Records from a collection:
— Start —

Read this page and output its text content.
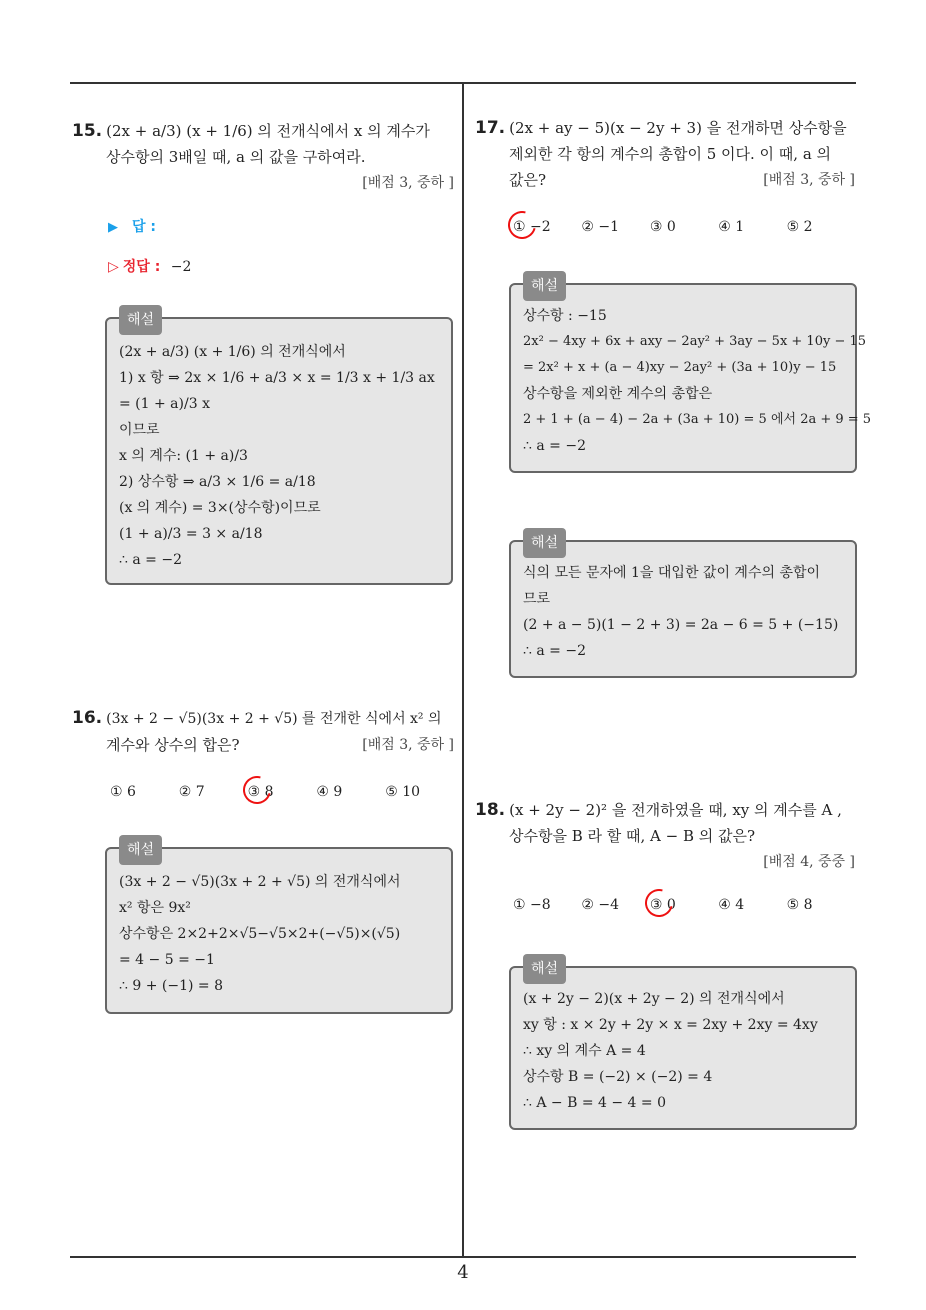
15. (2x + a/3) (x + 1/6) 의 전개식에서 x 의 계수가
상수항의 3배일 때, a 의 값을 구하여라.
[배점 3, 중하 ]
▶ 답 :
▷ 정답 : −2
해설
(2x + a/3) (x + 1/6) 의 전개식에서
1) x 항 ⇒ 2x × 1/6 + a/3 × x = 1/3 x + 1/3 ax = (1 + a)/3 x
이므로
x 의 계수: (1 + a)/3
2) 상수항 ⇒ a/3 × 1/6 = a/18
(x 의 계수) = 3×(상수항)이므로
(1 + a)/3 = 3 × a/18
∴ a = −2
16. (3x + 2 − √5)(3x + 2 + √5) 를 전개한 식에서 x² 의
계수와 상수의 합은?	[배점 3, 중하 ]
① 6	② 7	③ 8	④ 9	⑤ 10
해설
(3x + 2 − √5)(3x + 2 + √5) 의 전개식에서
x² 항은 9x²
상수항은 2×2+2×√5−√5×2+(−√5)×(√5)
= 4 − 5 = −1
∴ 9 + (−1) = 8
17. (2x + ay − 5)(x − 2y + 3) 을 전개하면 상수항을
제외한 각 항의 계수의 총합이 5 이다. 이 때, a 의
값은?	[배점 3, 중하 ]
① −2	② −1	③ 0	④ 1	⑤ 2
해설
상수항 : −15
2x² − 4xy + 6x + axy − 2ay² + 3ay − 5x + 10y − 15
= 2x² + x + (a − 4)xy − 2ay² + (3a + 10)y − 15
상수항을 제외한 계수의 총합은
2 + 1 + (a − 4) − 2a + (3a + 10) = 5 에서 2a + 9 = 5
∴ a = −2
해설
식의 모든 문자에 1을 대입한 값이 계수의 총합이
므로
(2 + a − 5)(1 − 2 + 3) = 2a − 6 = 5 + (−15)
∴ a = −2
18. (x + 2y − 2)² 을 전개하였을 때, xy 의 계수를 A ,
상수항을 B 라 할 때, A − B 의 값은?
[배점 4, 중중 ]
① −8	② −4	③ 0	④ 4	⑤ 8
해설
(x + 2y − 2)(x + 2y − 2) 의 전개식에서
xy 항 : x × 2y + 2y × x = 2xy + 2xy = 4xy
∴ xy 의 계수 A = 4
상수항 B = (−2) × (−2) = 4
∴ A − B = 4 − 4 = 0
4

— End —

:: Task details ::
Count the lines above that contain the word "전개식에서", and give only that number.

:: Result for this exercise ::
4